### AIM:
Render every entry exactly as it appears.

— start THE RECORDS —

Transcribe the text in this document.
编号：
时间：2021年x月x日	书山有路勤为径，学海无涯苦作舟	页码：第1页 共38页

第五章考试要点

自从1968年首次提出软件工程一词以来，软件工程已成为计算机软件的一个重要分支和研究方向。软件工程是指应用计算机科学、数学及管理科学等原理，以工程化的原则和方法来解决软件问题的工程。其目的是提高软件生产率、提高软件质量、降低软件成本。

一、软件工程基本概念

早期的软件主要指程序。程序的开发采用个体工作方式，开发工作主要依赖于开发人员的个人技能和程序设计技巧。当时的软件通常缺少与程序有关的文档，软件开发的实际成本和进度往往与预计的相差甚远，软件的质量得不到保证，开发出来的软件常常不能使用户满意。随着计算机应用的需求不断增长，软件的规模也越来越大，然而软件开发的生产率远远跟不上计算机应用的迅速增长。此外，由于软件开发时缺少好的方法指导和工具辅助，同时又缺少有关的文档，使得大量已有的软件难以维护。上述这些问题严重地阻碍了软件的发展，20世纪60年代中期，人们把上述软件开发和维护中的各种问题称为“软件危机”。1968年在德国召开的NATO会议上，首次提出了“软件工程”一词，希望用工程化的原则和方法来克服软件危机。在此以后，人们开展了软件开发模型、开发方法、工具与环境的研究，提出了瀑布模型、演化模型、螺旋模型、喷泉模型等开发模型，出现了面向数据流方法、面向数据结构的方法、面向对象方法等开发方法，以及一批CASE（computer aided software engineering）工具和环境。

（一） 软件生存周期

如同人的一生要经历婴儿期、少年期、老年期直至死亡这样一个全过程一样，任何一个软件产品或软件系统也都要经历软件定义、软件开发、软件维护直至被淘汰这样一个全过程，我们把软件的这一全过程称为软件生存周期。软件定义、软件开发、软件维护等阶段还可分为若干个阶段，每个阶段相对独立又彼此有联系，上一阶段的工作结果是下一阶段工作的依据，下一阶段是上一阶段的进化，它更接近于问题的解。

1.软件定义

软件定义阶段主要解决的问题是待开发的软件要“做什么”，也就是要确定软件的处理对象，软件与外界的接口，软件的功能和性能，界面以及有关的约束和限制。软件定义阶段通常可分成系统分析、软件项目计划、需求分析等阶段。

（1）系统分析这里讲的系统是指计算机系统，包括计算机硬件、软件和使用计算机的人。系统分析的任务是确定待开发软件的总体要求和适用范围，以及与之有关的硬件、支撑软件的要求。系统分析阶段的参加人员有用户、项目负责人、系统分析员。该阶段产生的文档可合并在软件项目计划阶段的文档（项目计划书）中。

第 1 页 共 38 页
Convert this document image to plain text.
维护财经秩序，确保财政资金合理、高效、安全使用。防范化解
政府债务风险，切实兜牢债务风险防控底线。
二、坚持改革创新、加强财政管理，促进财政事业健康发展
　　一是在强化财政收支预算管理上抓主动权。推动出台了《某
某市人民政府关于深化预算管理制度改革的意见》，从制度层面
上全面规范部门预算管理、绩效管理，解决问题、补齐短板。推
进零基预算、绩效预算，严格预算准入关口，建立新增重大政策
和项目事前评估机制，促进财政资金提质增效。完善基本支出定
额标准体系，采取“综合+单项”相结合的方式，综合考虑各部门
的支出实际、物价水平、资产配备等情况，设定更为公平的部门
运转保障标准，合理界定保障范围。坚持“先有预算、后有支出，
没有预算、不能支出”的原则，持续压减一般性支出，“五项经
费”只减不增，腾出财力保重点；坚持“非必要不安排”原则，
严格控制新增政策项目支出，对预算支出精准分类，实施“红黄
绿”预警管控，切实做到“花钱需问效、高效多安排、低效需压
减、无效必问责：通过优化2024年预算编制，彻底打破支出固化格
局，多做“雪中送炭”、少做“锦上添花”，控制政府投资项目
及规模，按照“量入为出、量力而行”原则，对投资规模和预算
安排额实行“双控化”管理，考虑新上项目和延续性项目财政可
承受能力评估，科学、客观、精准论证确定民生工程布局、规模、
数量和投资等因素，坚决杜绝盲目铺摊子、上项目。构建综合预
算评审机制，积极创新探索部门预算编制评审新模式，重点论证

— end THE RECORDS —

### FINAL ANSWER:
Transcribe the text in this document.
编号：
时间：2021年x月x日	书山有路勤为径，学海无涯苦作舟	页码：第1页 共38页

第五章考试要点

自从1968年首次提出软件工程一词以来，软件工程已成为计算机软件的一个重要分支和研究方向。软件工程是指应用计算机科学、数学及管理科学等原理，以工程化的原则和方法来解决软件问题的工程。其目的是提高软件生产率、提高软件质量、降低软件成本。

一、软件工程基本概念

早期的软件主要指程序。程序的开发采用个体工作方式，开发工作主要依赖于开发人员的个人技能和程序设计技巧。当时的软件通常缺少与程序有关的文档，软件开发的实际成本和进度往往与预计的相差甚远，软件的质量得不到保证，开发出来的软件常常不能使用户满意。随着计算机应用的需求不断增长，软件的规模也越来越大，然而软件开发的生产率远远跟不上计算机应用的迅速增长。此外，由于软件开发时缺少好的方法指导和工具辅助，同时又缺少有关的文档，使得大量已有的软件难以维护。上述这些问题严重地阻碍了软件的发展，20世纪60年代中期，人们把上述软件开发和维护中的各种问题称为“软件危机”。1968年在德国召开的NATO会议上，首次提出了“软件工程”一词，希望用工程化的原则和方法来克服软件危机。在此以后，人们开展了软件开发模型、开发方法、工具与环境的研究，提出了瀑布模型、演化模型、螺旋模型、喷泉模型等开发模型，出现了面向数据流方法、面向数据结构的方法、面向对象方法等开发方法，以及一批CASE（computer aided software engineering）工具和环境。

（一） 软件生存周期

如同人的一生要经历婴儿期、少年期、老年期直至死亡这样一个全过程一样，任何一个软件产品或软件系统也都要经历软件定义、软件开发、软件维护直至被淘汰这样一个全过程，我们把软件的这一全过程称为软件生存周期。软件定义、软件开发、软件维护等阶段还可分为若干个阶段，每个阶段相对独立又彼此有联系，上一阶段的工作结果是下一阶段工作的依据，下一阶段是上一阶段的进化，它更接近于问题的解。

1.软件定义

软件定义阶段主要解决的问题是待开发的软件要“做什么”，也就是要确定软件的处理对象，软件与外界的接口，软件的功能和性能，界面以及有关的约束和限制。软件定义阶段通常可分成系统分析、软件项目计划、需求分析等阶段。

（1）系统分析这里讲的系统是指计算机系统，包括计算机硬件、软件和使用计算机的人。系统分析的任务是确定待开发软件的总体要求和适用范围，以及与之有关的硬件、支撑软件的要求。系统分析阶段的参加人员有用户、项目负责人、系统分析员。该阶段产生的文档可合并在软件项目计划阶段的文档（项目计划书）中。

第 1 页 共 38 页
Convert this document image to plain text.
维护财经秩序，确保财政资金合理、高效、安全使用。防范化解
政府债务风险，切实兜牢债务风险防控底线。
二、坚持改革创新、加强财政管理，促进财政事业健康发展
　　一是在强化财政收支预算管理上抓主动权。推动出台了《某
某市人民政府关于深化预算管理制度改革的意见》，从制度层面
上全面规范部门预算管理、绩效管理，解决问题、补齐短板。推
进零基预算、绩效预算，严格预算准入关口，建立新增重大政策
和项目事前评估机制，促进财政资金提质增效。完善基本支出定
额标准体系，采取“综合+单项”相结合的方式，综合考虑各部门
的支出实际、物价水平、资产配备等情况，设定更为公平的部门
运转保障标准，合理界定保障范围。坚持“先有预算、后有支出，
没有预算、不能支出”的原则，持续压减一般性支出，“五项经
费”只减不增，腾出财力保重点；坚持“非必要不安排”原则，
严格控制新增政策项目支出，对预算支出精准分类，实施“红黄
绿”预警管控，切实做到“花钱需问效、高效多安排、低效需压
减、无效必问责：通过优化2024年预算编制，彻底打破支出固化格
局，多做“雪中送炭”、少做“锦上添花”，控制政府投资项目
及规模，按照“量入为出、量力而行”原则，对投资规模和预算
安排额实行“双控化”管理，考虑新上项目和延续性项目财政可
承受能力评估，科学、客观、精准论证确定民生工程布局、规模、
数量和投资等因素，坚决杜绝盲目铺摊子、上项目。构建综合预
算评审机制，积极创新探索部门预算编制评审新模式，重点论证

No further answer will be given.